PASSAGE SHOWN
⟨

The big question everyone has now is: How are you adjusting to being back home? The truth is, it is hard coming back. Only the other exchange students could understand, as it is so hard to explain. I grew up immensely, but I did so in France. I miss that glorious food that taught me how to eat right and well. I miss the cute boutiques that have forever changed my sense of fashion. I miss the nature that taught me how alive the hills are. I miss my school that showed me that hard work can be fun and beneficial at the same time. I miss my host parents that taught me how to handle freedom. I miss my friends, (especially you: Lune, Romane, Romane the sister, Charlene, Juliette, Julien, Augustin, Christine, Jana, and Maggie) who I was able to make, choose, and get to know. It is not easy leaving all of that behind. 
First picture in the US!
God gave me the opportunity to find myself. He blessed me more than anyone could possibly fathom. He gave me a chance to find the real me, and live the life that I have always wanted. I now understand the meaning of the phrase “home is where the heart is.” My home is in the United States of course. I love my country, and I love all of you, but there will always be a piece of my heart in France. There, with all those individuals, places, and adventures that made me who I am today, are what make “ma propre vie” or my one true life.
Thank you all for your support and prayers this year. It brings me joy to know that I am so loved and cared for. It is with all of you that I made it though this year, and it is with all of you that I will make it through the many adventures that are yet to come. I hope that everyone enjoyed my blog, “France, The Rotary and Me,” as I loved sharing how France and the Rotary changed me.

Olivia

Wednesday, June 8, 2011

A 1,2, a 1,2,3!

When life gives you lemons and you asked for eggs, you make lemonade anyway. My French life has changed once again with my third host family. I am still having a wonderful experience, even with the numerous changes. Families #1 and #2 were charms, so of course the 3rd… (Do I even need to say the cliché?)
My new house!
About one month ago I moved -no dove into my final family. I did not go kicking and screaming even though I wanted to shout “no host mommy #2 take me with you!” But I made a commitment. So I packed my 7 bags (yes that will be a problem for the plane ride home) and traveled ten minutes away to a sportive, culturally diverse, and completely different family. I now have two host brothers who are 9 and 14, and one host sister who is 18 and a senior. My host dad works for an arms manufacturer, and my host mother is a nurse. But what is interesting is that my host mother is Hollandaise, and married my host father in Arabia before moving to France. They are a family that understands the meaning of the word “foreigner.” We do not eat French dishes all of the time, but different cuisines from all over the world.  They prefer and appreciate American movies and love all main-stream American music. However their real passion is…wait for it…rugby! I don’t think I have mentioned rugby, which is amazing actually. If you are French, and you do not like rugby, they may strip you of your citizenship. It is the game of the country. My smallest host brother plays on the team coached by his father, and my older host brother was scouted by a championship winning team. They know every team, statistic, or player there is to know. I have grown to like rugby, but I still prefer American football. Believe it or not, American football is a lot less dangerous. Still, there is something about rugby that intrigues me. My third family is not at all like my families before. I would not say that I am happier, as I do miss my second family very much. But it is another way of life, and another opportunity to learn, grow, and make the most out of my experience.

⟩

DATA ENTRIES
⟨

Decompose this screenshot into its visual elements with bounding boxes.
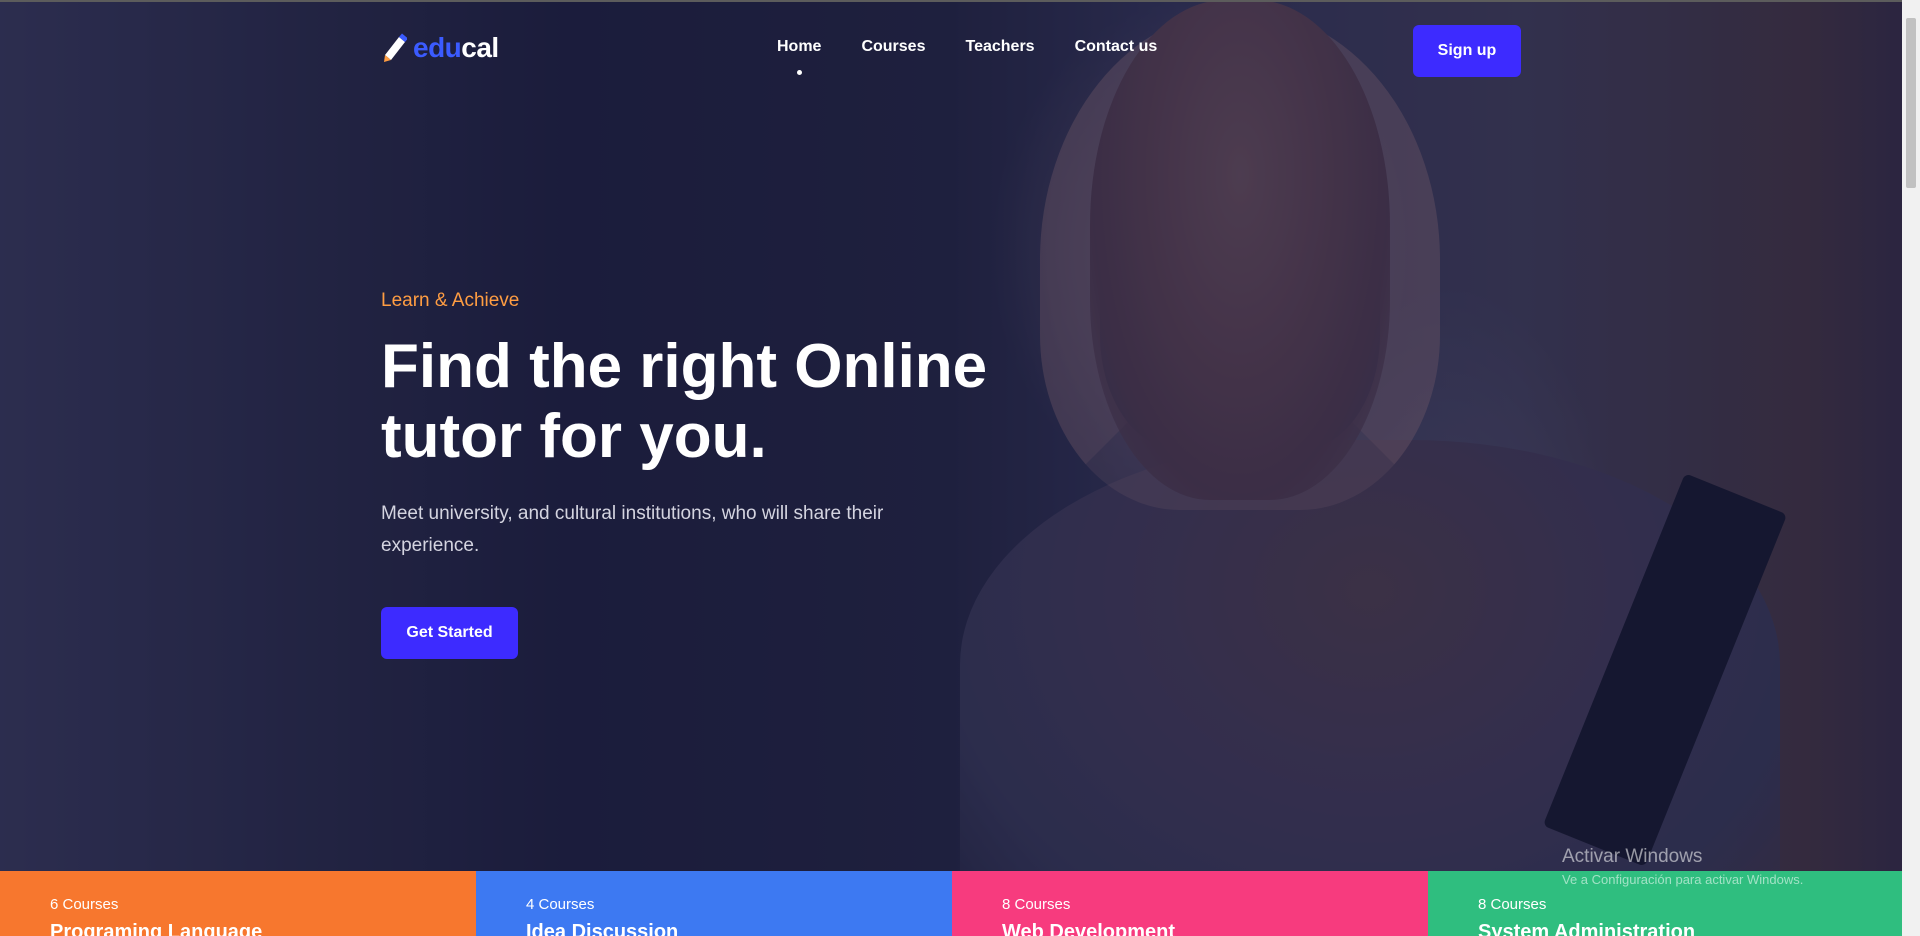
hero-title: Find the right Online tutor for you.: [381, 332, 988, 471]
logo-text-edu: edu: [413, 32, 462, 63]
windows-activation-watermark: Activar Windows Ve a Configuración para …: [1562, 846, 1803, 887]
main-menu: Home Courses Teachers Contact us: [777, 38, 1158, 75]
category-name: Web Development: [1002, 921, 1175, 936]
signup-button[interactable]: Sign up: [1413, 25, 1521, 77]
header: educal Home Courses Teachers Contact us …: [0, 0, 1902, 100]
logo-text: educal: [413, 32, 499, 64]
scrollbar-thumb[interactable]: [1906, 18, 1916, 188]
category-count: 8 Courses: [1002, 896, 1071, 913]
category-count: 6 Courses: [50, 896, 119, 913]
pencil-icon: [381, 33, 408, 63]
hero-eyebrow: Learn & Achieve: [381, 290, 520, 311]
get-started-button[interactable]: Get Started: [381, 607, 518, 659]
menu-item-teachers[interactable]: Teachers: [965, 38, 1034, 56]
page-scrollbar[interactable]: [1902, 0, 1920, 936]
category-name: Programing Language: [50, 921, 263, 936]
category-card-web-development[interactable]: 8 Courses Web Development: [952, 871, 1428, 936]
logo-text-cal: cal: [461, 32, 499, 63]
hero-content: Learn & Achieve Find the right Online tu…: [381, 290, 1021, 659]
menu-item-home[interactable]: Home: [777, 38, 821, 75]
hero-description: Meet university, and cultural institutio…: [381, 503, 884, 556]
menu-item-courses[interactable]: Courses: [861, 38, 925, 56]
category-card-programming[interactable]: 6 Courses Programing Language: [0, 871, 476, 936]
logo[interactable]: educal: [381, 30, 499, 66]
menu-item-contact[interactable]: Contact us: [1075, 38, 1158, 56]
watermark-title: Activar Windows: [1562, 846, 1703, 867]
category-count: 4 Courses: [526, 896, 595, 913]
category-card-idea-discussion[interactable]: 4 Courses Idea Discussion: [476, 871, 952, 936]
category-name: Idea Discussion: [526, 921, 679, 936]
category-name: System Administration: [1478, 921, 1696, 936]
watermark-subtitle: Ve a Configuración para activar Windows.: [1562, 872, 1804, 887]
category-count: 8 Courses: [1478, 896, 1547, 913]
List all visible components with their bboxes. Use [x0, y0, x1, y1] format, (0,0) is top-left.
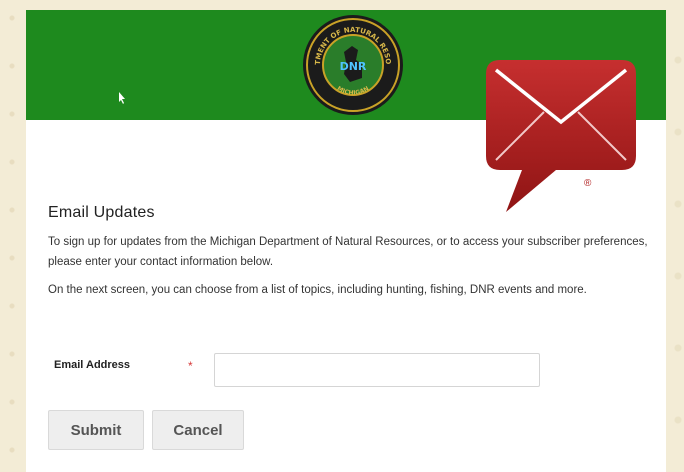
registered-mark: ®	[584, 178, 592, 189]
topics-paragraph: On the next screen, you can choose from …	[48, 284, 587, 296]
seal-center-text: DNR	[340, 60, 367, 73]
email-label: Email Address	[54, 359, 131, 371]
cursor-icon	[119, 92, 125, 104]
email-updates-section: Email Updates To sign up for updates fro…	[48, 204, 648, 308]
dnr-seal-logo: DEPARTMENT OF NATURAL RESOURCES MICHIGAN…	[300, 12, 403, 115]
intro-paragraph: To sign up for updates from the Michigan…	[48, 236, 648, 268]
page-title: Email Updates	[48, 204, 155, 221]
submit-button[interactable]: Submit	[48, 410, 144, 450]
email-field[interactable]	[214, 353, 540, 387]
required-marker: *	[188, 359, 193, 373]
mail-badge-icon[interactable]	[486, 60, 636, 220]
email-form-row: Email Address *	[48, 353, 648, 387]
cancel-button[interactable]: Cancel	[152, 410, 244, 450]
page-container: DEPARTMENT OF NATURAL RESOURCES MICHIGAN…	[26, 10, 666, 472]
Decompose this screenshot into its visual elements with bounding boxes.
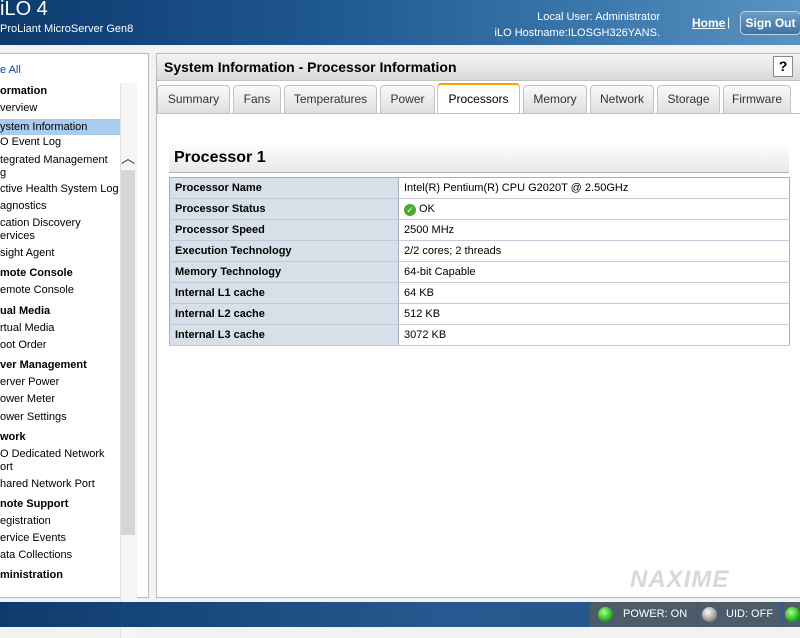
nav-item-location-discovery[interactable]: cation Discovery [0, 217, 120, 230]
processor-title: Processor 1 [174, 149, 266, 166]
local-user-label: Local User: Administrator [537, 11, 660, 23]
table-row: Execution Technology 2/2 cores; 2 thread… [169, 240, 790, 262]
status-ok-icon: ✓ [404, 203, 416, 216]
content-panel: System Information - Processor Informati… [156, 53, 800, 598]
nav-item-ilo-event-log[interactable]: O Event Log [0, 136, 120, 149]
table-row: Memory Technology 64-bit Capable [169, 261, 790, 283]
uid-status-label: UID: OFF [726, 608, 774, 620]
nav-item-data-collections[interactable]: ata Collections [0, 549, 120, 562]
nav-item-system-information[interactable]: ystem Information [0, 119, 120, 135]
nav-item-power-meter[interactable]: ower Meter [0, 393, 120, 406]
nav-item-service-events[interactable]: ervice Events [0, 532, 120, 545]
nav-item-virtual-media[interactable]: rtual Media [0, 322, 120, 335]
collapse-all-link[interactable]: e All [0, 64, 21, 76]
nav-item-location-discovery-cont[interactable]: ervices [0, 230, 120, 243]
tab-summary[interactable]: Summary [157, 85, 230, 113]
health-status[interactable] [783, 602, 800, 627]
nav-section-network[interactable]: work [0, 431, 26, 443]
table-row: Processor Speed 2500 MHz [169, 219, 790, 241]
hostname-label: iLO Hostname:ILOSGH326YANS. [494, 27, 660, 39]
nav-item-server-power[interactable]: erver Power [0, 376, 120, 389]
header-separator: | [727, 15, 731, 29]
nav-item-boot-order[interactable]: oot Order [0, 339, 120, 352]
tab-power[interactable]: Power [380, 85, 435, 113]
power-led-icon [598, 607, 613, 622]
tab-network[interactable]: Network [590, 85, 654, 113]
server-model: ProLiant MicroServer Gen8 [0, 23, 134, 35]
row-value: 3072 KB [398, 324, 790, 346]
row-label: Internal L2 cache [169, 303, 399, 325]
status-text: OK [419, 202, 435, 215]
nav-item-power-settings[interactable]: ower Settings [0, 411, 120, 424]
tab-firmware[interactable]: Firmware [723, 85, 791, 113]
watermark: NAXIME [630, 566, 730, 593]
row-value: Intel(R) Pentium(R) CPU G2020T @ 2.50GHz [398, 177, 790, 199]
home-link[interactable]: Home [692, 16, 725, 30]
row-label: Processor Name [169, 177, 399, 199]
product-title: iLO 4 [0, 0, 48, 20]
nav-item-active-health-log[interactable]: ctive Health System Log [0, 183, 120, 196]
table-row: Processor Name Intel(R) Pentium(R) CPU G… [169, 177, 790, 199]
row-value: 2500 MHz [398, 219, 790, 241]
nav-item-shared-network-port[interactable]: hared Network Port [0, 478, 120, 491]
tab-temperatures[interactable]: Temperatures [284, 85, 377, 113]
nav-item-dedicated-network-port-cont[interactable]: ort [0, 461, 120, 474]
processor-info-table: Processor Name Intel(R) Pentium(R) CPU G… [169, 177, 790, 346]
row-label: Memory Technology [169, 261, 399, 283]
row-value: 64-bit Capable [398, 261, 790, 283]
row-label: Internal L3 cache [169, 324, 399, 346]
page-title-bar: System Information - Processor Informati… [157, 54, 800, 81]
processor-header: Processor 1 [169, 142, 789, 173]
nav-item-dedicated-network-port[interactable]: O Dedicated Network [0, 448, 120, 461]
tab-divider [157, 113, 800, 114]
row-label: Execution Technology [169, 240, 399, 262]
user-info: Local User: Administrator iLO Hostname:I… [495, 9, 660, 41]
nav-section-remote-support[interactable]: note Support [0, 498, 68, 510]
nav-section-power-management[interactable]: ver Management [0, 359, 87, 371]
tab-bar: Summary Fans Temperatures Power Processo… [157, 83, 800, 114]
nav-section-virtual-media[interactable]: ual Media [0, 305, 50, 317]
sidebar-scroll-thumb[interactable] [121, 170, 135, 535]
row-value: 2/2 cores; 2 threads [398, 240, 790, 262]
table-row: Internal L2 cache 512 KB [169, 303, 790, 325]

⟩

TASK BRIEF
Render this sentence from the exchange-student blog in Spanish: "I have grown to like rugby, but I still prefer American football."

THE ANSWER
Me ha llegado a gustar el rugby, pero sigo prefiriendo el fútbol americano.